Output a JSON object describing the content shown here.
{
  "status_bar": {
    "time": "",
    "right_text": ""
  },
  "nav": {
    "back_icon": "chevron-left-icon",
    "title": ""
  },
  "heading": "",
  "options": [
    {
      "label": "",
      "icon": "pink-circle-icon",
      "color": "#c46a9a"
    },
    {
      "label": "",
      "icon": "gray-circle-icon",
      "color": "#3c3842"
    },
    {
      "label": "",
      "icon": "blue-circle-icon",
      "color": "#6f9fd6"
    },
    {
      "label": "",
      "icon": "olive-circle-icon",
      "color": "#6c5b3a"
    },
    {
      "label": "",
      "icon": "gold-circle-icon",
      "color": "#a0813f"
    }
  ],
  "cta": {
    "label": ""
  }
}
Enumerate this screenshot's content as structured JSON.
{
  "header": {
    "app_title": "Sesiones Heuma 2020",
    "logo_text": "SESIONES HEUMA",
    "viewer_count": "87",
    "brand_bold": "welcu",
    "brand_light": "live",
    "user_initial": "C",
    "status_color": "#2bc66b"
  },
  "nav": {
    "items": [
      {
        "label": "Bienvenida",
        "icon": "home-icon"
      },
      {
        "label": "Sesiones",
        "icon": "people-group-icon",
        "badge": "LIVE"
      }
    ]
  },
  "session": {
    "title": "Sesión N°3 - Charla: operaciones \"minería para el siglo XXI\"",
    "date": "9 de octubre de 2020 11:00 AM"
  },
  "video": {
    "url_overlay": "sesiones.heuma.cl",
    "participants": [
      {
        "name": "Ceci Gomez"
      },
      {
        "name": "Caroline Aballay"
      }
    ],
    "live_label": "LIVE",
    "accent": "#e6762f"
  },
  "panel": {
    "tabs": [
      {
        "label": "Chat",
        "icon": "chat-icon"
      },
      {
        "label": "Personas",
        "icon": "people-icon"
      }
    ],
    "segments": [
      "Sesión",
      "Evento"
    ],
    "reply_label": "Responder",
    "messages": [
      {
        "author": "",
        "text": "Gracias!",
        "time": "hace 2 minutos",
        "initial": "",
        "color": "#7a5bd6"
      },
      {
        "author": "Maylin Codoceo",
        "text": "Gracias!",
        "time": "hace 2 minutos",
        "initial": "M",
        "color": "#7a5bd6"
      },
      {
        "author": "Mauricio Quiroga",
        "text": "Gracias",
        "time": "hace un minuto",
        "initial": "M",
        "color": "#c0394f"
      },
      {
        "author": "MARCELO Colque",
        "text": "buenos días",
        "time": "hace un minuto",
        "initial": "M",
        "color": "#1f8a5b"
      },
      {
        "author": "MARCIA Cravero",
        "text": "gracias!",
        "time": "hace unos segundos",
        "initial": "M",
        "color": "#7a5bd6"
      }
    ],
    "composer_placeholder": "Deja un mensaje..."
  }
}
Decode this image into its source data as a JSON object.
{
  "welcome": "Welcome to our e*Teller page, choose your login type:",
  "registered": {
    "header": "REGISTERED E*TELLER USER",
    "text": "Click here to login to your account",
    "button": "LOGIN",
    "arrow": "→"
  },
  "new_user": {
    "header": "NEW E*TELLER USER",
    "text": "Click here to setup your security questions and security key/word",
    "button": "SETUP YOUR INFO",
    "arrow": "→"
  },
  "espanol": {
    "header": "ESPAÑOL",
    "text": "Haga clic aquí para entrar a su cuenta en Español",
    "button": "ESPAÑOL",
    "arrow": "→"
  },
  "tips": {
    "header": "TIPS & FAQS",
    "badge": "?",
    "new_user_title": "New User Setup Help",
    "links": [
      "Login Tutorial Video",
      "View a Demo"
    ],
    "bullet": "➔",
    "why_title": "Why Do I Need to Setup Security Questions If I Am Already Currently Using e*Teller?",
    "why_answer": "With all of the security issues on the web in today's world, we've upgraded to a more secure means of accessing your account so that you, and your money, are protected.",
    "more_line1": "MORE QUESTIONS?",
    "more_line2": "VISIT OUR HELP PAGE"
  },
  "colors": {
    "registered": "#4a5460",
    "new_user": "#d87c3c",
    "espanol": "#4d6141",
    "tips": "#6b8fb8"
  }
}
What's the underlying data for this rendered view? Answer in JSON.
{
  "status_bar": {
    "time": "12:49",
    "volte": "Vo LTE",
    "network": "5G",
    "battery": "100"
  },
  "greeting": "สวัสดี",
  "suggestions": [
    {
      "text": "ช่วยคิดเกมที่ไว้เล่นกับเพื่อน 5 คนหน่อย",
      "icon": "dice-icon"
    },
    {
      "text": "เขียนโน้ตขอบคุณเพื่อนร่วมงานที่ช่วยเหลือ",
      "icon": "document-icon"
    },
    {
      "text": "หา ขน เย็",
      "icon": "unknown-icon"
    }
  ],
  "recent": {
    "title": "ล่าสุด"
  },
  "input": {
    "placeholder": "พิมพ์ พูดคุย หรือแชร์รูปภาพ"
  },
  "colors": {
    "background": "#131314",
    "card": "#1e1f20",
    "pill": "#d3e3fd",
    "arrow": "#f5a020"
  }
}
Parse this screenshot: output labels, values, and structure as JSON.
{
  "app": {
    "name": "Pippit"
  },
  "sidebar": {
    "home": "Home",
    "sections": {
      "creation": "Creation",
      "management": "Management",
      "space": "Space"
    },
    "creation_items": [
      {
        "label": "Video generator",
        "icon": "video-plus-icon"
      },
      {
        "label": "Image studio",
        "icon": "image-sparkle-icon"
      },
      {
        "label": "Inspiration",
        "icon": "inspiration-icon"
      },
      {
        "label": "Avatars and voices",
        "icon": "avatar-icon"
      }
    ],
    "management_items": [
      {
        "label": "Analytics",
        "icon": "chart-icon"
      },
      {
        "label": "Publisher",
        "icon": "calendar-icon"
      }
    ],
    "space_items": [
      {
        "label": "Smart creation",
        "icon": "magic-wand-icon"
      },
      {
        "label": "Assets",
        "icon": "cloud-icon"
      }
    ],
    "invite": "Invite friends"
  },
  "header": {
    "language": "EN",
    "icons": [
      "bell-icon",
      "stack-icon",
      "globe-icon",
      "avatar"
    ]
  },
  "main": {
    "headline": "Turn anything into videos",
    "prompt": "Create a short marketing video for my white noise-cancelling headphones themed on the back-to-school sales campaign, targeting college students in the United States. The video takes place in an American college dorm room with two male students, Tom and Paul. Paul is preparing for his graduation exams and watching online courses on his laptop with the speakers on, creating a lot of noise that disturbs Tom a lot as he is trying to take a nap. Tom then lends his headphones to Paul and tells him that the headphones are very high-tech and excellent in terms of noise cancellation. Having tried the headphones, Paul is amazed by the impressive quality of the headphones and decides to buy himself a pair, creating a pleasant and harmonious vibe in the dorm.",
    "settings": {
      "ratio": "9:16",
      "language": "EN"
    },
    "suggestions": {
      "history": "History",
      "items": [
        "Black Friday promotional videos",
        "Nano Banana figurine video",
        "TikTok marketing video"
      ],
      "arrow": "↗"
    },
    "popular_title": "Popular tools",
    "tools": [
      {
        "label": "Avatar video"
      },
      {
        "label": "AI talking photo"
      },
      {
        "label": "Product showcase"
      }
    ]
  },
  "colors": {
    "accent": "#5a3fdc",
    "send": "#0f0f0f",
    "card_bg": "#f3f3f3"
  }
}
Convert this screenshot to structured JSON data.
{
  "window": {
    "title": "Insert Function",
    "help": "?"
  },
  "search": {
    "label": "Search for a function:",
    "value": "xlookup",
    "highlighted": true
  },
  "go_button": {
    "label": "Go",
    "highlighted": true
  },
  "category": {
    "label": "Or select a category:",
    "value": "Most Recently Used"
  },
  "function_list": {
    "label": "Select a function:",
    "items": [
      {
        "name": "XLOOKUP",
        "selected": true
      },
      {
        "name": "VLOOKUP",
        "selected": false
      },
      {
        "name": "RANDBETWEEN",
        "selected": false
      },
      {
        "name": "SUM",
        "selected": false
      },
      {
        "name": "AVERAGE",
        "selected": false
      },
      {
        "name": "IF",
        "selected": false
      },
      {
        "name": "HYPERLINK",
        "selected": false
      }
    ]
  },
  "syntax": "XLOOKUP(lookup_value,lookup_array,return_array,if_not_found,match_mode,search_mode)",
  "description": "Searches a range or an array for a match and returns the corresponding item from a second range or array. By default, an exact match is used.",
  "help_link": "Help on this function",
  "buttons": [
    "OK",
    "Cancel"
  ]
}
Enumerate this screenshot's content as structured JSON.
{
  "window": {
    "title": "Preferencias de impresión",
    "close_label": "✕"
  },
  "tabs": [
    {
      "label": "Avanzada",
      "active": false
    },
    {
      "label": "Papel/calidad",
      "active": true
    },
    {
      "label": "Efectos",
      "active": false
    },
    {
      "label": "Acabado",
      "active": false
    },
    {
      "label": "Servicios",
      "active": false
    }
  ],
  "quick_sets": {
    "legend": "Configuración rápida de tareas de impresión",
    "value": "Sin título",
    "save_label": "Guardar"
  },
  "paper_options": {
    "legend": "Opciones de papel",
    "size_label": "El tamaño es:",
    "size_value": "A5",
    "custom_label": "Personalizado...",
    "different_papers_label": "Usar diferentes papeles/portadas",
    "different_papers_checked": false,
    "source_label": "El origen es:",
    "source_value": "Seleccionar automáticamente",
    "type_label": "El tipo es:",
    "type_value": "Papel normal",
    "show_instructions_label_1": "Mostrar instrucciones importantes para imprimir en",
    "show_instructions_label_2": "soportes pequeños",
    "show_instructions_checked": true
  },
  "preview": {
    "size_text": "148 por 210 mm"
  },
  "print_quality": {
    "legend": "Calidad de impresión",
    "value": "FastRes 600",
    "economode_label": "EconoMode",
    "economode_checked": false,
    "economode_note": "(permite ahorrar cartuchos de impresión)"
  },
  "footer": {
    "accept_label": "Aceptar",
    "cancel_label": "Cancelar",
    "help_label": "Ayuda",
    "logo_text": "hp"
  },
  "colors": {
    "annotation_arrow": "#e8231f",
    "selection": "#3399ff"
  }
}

^^^^

_Stated task_
Locate the word "circle" in the records and collect each line it appears in.

_Answer to this exercise_
      "icon": "pink-circle-icon",
      "icon": "gray-circle-icon",
      "icon": "blue-circle-icon",
      "icon": "olive-circle-icon",
      "icon": "gold-circle-icon",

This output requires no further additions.